Problem statement ->
All entries below are to be set down again, identical to the source.

— START OF Data excerpts —

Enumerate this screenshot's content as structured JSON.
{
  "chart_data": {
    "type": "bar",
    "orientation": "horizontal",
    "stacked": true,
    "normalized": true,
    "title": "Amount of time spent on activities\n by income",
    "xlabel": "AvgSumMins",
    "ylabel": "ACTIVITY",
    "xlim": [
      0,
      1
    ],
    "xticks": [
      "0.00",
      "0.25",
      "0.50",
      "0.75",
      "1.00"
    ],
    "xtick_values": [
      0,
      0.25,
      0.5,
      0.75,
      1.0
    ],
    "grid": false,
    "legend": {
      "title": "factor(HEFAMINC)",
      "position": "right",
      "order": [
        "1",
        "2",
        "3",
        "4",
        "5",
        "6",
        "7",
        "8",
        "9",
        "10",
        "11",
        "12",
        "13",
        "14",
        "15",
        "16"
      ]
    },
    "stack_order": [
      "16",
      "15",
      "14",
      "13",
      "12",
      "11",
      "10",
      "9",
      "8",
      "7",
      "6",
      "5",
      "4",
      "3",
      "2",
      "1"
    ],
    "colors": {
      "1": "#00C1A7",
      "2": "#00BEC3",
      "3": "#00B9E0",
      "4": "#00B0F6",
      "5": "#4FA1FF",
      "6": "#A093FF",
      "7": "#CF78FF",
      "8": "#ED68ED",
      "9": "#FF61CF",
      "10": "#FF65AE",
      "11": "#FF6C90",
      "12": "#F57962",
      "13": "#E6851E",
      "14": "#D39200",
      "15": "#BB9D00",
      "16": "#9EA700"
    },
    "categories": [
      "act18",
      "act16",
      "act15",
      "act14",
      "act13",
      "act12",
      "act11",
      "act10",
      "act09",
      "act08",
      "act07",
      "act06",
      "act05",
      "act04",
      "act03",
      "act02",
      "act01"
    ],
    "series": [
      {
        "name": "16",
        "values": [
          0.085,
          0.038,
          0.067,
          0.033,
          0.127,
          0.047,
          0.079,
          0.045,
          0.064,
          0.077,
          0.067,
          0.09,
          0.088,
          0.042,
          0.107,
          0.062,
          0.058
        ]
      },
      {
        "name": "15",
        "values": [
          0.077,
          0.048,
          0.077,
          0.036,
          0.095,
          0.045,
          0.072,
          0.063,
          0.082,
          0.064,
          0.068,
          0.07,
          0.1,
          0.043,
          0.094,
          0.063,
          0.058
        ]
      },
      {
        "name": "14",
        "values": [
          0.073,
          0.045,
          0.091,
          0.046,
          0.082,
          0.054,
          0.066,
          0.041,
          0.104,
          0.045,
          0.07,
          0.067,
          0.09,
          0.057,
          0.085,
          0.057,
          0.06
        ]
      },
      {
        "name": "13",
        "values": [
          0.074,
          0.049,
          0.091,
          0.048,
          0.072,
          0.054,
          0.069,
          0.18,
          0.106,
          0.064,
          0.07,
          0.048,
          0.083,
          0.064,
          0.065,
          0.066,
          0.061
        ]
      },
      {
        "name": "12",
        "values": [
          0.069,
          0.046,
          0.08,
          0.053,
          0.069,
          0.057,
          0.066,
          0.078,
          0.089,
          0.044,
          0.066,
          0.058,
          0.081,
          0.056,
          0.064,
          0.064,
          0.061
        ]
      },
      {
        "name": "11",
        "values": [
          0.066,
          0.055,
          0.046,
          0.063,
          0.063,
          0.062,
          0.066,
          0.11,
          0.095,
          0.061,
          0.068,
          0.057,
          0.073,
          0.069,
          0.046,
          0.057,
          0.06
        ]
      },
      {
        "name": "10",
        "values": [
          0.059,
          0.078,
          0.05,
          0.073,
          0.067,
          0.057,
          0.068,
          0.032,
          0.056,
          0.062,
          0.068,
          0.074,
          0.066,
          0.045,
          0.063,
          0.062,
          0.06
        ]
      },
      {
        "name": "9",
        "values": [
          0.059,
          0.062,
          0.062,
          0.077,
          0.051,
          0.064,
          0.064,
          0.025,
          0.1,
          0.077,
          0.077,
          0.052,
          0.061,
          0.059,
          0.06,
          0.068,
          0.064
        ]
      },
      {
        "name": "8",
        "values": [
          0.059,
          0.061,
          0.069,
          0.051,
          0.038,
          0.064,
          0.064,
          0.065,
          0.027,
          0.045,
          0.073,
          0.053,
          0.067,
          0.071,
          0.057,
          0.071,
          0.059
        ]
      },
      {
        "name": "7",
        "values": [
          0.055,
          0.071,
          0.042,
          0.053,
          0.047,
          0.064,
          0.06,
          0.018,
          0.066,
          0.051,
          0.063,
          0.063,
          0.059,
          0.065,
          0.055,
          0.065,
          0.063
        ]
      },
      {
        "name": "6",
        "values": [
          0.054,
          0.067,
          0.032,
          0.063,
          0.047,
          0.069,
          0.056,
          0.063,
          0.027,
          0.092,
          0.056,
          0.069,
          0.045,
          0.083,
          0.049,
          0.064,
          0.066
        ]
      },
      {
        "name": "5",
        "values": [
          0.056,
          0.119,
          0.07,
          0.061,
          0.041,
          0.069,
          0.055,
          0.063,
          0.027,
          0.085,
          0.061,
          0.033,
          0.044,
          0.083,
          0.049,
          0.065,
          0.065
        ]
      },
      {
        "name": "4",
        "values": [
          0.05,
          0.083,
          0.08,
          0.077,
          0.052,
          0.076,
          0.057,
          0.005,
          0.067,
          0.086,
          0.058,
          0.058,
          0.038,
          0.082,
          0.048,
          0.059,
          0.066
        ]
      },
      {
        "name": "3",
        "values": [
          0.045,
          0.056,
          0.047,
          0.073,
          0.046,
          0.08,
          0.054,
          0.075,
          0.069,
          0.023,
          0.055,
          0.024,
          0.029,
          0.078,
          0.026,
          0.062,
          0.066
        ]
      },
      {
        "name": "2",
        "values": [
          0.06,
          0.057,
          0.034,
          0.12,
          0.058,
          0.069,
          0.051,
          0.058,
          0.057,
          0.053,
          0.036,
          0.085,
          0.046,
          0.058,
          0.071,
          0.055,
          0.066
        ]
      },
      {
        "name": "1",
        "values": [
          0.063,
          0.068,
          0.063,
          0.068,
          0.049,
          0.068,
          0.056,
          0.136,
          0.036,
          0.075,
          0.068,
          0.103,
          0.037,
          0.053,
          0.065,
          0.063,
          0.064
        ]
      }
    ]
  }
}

— END OF Data excerpts —

Exercise result ->
Enumerate this screenshot's content as structured JSON.
{
  "chart_data": {
    "type": "bar",
    "orientation": "horizontal",
    "stacked": true,
    "normalized": true,
    "title": "Amount of time spent on activities\n by income",
    "xlabel": "AvgSumMins",
    "ylabel": "ACTIVITY",
    "xlim": [
      0,
      1
    ],
    "xticks": [
      "0.00",
      "0.25",
      "0.50",
      "0.75",
      "1.00"
    ],
    "xtick_values": [
      0,
      0.25,
      0.5,
      0.75,
      1.0
    ],
    "grid": false,
    "legend": {
      "title": "factor(HEFAMINC)",
      "position": "right",
      "order": [
        "1",
        "2",
        "3",
        "4",
        "5",
        "6",
        "7",
        "8",
        "9",
        "10",
        "11",
        "12",
        "13",
        "14",
        "15",
        "16"
      ]
    },
    "stack_order": [
      "16",
      "15",
      "14",
      "13",
      "12",
      "11",
      "10",
      "9",
      "8",
      "7",
      "6",
      "5",
      "4",
      "3",
      "2",
      "1"
    ],
    "colors": {
      "1": "#00C1A7",
      "2": "#00BEC3",
      "3": "#00B9E0",
      "4": "#00B0F6",
      "5": "#4FA1FF",
      "6": "#A093FF",
      "7": "#CF78FF",
      "8": "#ED68ED",
      "9": "#FF61CF",
      "10": "#FF65AE",
      "11": "#FF6C90",
      "12": "#F57962",
      "13": "#E6851E",
      "14": "#D39200",
      "15": "#BB9D00",
      "16": "#9EA700"
    },
    "categories": [
      "act18",
      "act16",
      "act15",
      "act14",
      "act13",
      "act12",
      "act11",
      "act10",
      "act09",
      "act08",
      "act07",
      "act06",
      "act05",
      "act04",
      "act03",
      "act02",
      "act01"
    ],
    "series": [
      {
        "name": "16",
        "values": [
          0.085,
          0.038,
          0.067,
          0.033,
          0.127,
          0.047,
          0.079,
          0.045,
          0.064,
          0.077,
          0.067,
          0.09,
          0.088,
          0.042,
          0.107,
          0.062,
          0.058
        ]
      },
      {
        "name": "15",
        "values": [
          0.077,
          0.048,
          0.077,
          0.036,
          0.095,
          0.045,
          0.072,
          0.063,
          0.082,
          0.064,
          0.068,
          0.07,
          0.1,
          0.043,
          0.094,
          0.063,
          0.058
        ]
      },
      {
        "name": "14",
        "values": [
          0.073,
          0.045,
          0.091,
          0.046,
          0.082,
          0.054,
          0.066,
          0.041,
          0.104,
          0.045,
          0.07,
          0.067,
          0.09,
          0.057,
          0.085,
          0.057,
          0.06
        ]
      },
      {
        "name": "13",
        "values": [
          0.074,
          0.049,
          0.091,
          0.048,
          0.072,
          0.054,
          0.069,
          0.18,
          0.106,
          0.064,
          0.07,
          0.048,
          0.083,
          0.064,
          0.065,
          0.066,
          0.061
        ]
      },
      {
        "name": "12",
        "values": [
          0.069,
          0.046,
          0.08,
          0.053,
          0.069,
          0.057,
          0.066,
          0.078,
          0.089,
          0.044,
          0.066,
          0.058,
          0.081,
          0.056,
          0.064,
          0.064,
          0.061
        ]
      },
      {
        "name": "11",
        "values": [
          0.066,
          0.055,
          0.046,
          0.063,
          0.063,
          0.062,
          0.066,
          0.11,
          0.095,
          0.061,
          0.068,
          0.057,
          0.073,
          0.069,
          0.046,
          0.057,
          0.06
        ]
      },
      {
        "name": "10",
        "values": [
          0.059,
          0.078,
          0.05,
          0.073,
          0.067,
          0.057,
          0.068,
          0.032,
          0.056,
          0.062,
          0.068,
          0.074,
          0.066,
          0.045,
          0.063,
          0.062,
          0.06
        ]
      },
      {
        "name": "9",
        "values": [
          0.059,
          0.062,
          0.062,
          0.077,
          0.051,
          0.064,
          0.064,
          0.025,
          0.1,
          0.077,
          0.077,
          0.052,
          0.061,
          0.059,
          0.06,
          0.068,
          0.064
        ]
      },
      {
        "name": "8",
        "values": [
          0.059,
          0.061,
          0.069,
          0.051,
          0.038,
          0.064,
          0.064,
          0.065,
          0.027,
          0.045,
          0.073,
          0.053,
          0.067,
          0.071,
          0.057,
          0.071,
          0.059
        ]
      },
      {
        "name": "7",
        "values": [
          0.055,
          0.071,
          0.042,
          0.053,
          0.047,
          0.064,
          0.06,
          0.018,
          0.066,
          0.051,
          0.063,
          0.063,
          0.059,
          0.065,
          0.055,
          0.065,
          0.063
        ]
      },
      {
        "name": "6",
        "values": [
          0.054,
          0.067,
          0.032,
          0.063,
          0.047,
          0.069,
          0.056,
          0.063,
          0.027,
          0.092,
          0.056,
          0.069,
          0.045,
          0.083,
          0.049,
          0.064,
          0.066
        ]
      },
      {
        "name": "5",
        "values": [
          0.056,
          0.119,
          0.07,
          0.061,
          0.041,
          0.069,
          0.055,
          0.063,
          0.027,
          0.085,
          0.061,
          0.033,
          0.044,
          0.083,
          0.049,
          0.065,
          0.065
        ]
      },
      {
        "name": "4",
        "values": [
          0.05,
          0.083,
          0.08,
          0.077,
          0.052,
          0.076,
          0.057,
          0.005,
          0.067,
          0.086,
          0.058,
          0.058,
          0.038,
          0.082,
          0.048,
          0.059,
          0.066
        ]
      },
      {
        "name": "3",
        "values": [
          0.045,
          0.056,
          0.047,
          0.073,
          0.046,
          0.08,
          0.054,
          0.075,
          0.069,
          0.023,
          0.055,
          0.024,
          0.029,
          0.078,
          0.026,
          0.062,
          0.066
        ]
      },
      {
        "name": "2",
        "values": [
          0.06,
          0.057,
          0.034,
          0.12,
          0.058,
          0.069,
          0.051,
          0.058,
          0.057,
          0.053,
          0.036,
          0.085,
          0.046,
          0.058,
          0.071,
          0.055,
          0.066
        ]
      },
      {
        "name": "1",
        "values": [
          0.063,
          0.068,
          0.063,
          0.068,
          0.049,
          0.068,
          0.056,
          0.136,
          0.036,
          0.075,
          0.068,
          0.103,
          0.037,
          0.053,
          0.065,
          0.063,
          0.064
        ]
      }
    ]
  }
}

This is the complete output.